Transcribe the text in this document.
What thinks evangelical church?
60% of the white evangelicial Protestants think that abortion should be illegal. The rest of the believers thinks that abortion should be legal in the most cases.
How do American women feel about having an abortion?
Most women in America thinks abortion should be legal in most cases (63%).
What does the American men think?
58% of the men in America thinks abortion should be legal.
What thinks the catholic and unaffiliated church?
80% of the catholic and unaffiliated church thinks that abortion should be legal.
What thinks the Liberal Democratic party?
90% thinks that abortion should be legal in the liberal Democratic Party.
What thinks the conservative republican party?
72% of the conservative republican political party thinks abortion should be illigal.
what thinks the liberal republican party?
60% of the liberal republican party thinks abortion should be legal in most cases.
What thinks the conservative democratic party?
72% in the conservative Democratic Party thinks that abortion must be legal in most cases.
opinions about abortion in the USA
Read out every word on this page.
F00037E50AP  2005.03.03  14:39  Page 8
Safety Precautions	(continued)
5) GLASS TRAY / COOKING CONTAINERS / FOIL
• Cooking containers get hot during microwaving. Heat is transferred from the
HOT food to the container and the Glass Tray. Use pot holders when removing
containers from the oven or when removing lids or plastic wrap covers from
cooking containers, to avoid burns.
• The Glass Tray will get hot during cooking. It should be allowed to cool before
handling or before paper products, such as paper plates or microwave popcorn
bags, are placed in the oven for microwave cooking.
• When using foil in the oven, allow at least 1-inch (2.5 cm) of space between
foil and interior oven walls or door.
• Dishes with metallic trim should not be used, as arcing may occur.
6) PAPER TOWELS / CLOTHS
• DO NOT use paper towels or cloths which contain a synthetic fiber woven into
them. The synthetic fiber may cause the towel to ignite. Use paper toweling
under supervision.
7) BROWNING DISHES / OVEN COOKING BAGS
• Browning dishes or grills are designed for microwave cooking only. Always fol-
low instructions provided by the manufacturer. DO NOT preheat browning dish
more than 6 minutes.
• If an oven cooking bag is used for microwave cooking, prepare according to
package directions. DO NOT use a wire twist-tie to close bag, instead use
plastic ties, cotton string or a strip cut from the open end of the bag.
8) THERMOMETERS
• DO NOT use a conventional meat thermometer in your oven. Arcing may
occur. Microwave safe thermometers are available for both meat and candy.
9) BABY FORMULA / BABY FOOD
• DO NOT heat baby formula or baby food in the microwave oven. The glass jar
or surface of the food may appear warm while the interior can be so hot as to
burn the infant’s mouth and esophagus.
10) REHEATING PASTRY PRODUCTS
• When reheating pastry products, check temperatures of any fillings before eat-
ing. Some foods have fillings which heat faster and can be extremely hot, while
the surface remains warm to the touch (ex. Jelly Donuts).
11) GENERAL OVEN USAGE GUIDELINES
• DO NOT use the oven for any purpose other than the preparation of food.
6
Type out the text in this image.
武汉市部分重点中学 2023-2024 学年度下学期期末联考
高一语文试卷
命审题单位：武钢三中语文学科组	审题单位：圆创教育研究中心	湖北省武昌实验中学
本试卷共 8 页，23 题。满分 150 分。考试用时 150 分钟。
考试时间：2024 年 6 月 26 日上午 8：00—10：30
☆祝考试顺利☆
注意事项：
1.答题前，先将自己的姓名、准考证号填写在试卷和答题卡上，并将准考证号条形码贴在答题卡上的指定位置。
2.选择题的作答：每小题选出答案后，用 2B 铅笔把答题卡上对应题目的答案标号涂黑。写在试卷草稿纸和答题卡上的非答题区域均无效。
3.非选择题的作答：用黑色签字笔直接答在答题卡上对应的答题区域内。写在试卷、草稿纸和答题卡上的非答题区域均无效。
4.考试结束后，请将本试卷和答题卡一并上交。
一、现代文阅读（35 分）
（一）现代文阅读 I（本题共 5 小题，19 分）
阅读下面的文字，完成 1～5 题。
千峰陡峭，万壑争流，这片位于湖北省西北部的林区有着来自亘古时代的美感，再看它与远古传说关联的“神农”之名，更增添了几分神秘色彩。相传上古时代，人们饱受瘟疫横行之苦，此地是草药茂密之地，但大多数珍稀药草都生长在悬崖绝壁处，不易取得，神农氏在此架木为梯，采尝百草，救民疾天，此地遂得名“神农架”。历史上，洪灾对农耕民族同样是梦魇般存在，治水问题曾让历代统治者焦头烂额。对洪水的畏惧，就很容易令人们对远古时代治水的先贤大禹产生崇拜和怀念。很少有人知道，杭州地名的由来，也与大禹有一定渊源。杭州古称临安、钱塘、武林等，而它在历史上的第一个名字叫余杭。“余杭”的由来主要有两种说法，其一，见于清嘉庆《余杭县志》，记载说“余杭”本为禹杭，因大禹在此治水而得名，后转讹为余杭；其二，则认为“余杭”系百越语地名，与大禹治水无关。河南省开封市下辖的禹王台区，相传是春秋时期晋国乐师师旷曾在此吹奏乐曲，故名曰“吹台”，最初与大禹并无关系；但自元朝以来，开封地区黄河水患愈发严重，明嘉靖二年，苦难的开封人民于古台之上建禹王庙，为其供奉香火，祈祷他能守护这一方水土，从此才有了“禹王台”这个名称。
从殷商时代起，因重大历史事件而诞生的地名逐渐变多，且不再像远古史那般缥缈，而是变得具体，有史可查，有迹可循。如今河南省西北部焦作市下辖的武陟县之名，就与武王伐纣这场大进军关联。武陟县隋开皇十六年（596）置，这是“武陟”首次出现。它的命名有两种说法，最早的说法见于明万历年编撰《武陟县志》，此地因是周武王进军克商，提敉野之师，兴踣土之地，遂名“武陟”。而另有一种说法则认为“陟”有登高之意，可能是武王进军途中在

● **Exercise prompt**:
Repeat every record, keeping each word and mark exactly as it is.

● **Answer to the problem**:
Transcribe the text in this document.
What thinks evangelical church?
60% of the white evangelicial Protestants think that abortion should be illegal. The rest of the believers thinks that abortion should be legal in the most cases.
How do American women feel about having an abortion?
Most women in America thinks abortion should be legal in most cases (63%).
What does the American men think?
58% of the men in America thinks abortion should be legal.
What thinks the catholic and unaffiliated church?
80% of the catholic and unaffiliated church thinks that abortion should be legal.
What thinks the Liberal Democratic party?
90% thinks that abortion should be legal in the liberal Democratic Party.
What thinks the conservative republican party?
72% of the conservative republican political party thinks abortion should be illigal.
what thinks the liberal republican party?
60% of the liberal republican party thinks abortion should be legal in most cases.
What thinks the conservative democratic party?
72% in the conservative Democratic Party thinks that abortion must be legal in most cases.
opinions about abortion in the USA
Read out every word on this page.
F00037E50AP  2005.03.03  14:39  Page 8
Safety Precautions	(continued)
5) GLASS TRAY / COOKING CONTAINERS / FOIL
• Cooking containers get hot during microwaving. Heat is transferred from the
HOT food to the container and the Glass Tray. Use pot holders when removing
containers from the oven or when removing lids or plastic wrap covers from
cooking containers, to avoid burns.
• The Glass Tray will get hot during cooking. It should be allowed to cool before
handling or before paper products, such as paper plates or microwave popcorn
bags, are placed in the oven for microwave cooking.
• When using foil in the oven, allow at least 1-inch (2.5 cm) of space between
foil and interior oven walls or door.
• Dishes with metallic trim should not be used, as arcing may occur.
6) PAPER TOWELS / CLOTHS
• DO NOT use paper towels or cloths which contain a synthetic fiber woven into
them. The synthetic fiber may cause the towel to ignite. Use paper toweling
under supervision.
7) BROWNING DISHES / OVEN COOKING BAGS
• Browning dishes or grills are designed for microwave cooking only. Always fol-
low instructions provided by the manufacturer. DO NOT preheat browning dish
more than 6 minutes.
• If an oven cooking bag is used for microwave cooking, prepare according to
package directions. DO NOT use a wire twist-tie to close bag, instead use
plastic ties, cotton string or a strip cut from the open end of the bag.
8) THERMOMETERS
• DO NOT use a conventional meat thermometer in your oven. Arcing may
occur. Microwave safe thermometers are available for both meat and candy.
9) BABY FORMULA / BABY FOOD
• DO NOT heat baby formula or baby food in the microwave oven. The glass jar
or surface of the food may appear warm while the interior can be so hot as to
burn the infant’s mouth and esophagus.
10) REHEATING PASTRY PRODUCTS
• When reheating pastry products, check temperatures of any fillings before eat-
ing. Some foods have fillings which heat faster and can be extremely hot, while
the surface remains warm to the touch (ex. Jelly Donuts).
11) GENERAL OVEN USAGE GUIDELINES
• DO NOT use the oven for any purpose other than the preparation of food.
6
Type out the text in this image.
武汉市部分重点中学 2023-2024 学年度下学期期末联考
高一语文试卷
命审题单位：武钢三中语文学科组	审题单位：圆创教育研究中心	湖北省武昌实验中学
本试卷共 8 页，23 题。满分 150 分。考试用时 150 分钟。
考试时间：2024 年 6 月 26 日上午 8：00—10：30
☆祝考试顺利☆
注意事项：
1.答题前，先将自己的姓名、准考证号填写在试卷和答题卡上，并将准考证号条形码贴在答题卡上的指定位置。
2.选择题的作答：每小题选出答案后，用 2B 铅笔把答题卡上对应题目的答案标号涂黑。写在试卷草稿纸和答题卡上的非答题区域均无效。
3.非选择题的作答：用黑色签字笔直接答在答题卡上对应的答题区域内。写在试卷、草稿纸和答题卡上的非答题区域均无效。
4.考试结束后，请将本试卷和答题卡一并上交。
一、现代文阅读（35 分）
（一）现代文阅读 I（本题共 5 小题，19 分）
阅读下面的文字，完成 1～5 题。
千峰陡峭，万壑争流，这片位于湖北省西北部的林区有着来自亘古时代的美感，再看它与远古传说关联的“神农”之名，更增添了几分神秘色彩。相传上古时代，人们饱受瘟疫横行之苦，此地是草药茂密之地，但大多数珍稀药草都生长在悬崖绝壁处，不易取得，神农氏在此架木为梯，采尝百草，救民疾天，此地遂得名“神农架”。历史上，洪灾对农耕民族同样是梦魇般存在，治水问题曾让历代统治者焦头烂额。对洪水的畏惧，就很容易令人们对远古时代治水的先贤大禹产生崇拜和怀念。很少有人知道，杭州地名的由来，也与大禹有一定渊源。杭州古称临安、钱塘、武林等，而它在历史上的第一个名字叫余杭。“余杭”的由来主要有两种说法，其一，见于清嘉庆《余杭县志》，记载说“余杭”本为禹杭，因大禹在此治水而得名，后转讹为余杭；其二，则认为“余杭”系百越语地名，与大禹治水无关。河南省开封市下辖的禹王台区，相传是春秋时期晋国乐师师旷曾在此吹奏乐曲，故名曰“吹台”，最初与大禹并无关系；但自元朝以来，开封地区黄河水患愈发严重，明嘉靖二年，苦难的开封人民于古台之上建禹王庙，为其供奉香火，祈祷他能守护这一方水土，从此才有了“禹王台”这个名称。
从殷商时代起，因重大历史事件而诞生的地名逐渐变多，且不再像远古史那般缥缈，而是变得具体，有史可查，有迹可循。如今河南省西北部焦作市下辖的武陟县之名，就与武王伐纣这场大进军关联。武陟县隋开皇十六年（596）置，这是“武陟”首次出现。它的命名有两种说法，最早的说法见于明万历年编撰《武陟县志》，此地因是周武王进军克商，提敉野之师，兴踣土之地，遂名“武陟”。而另有一种说法则认为“陟”有登高之意，可能是武王进军途中在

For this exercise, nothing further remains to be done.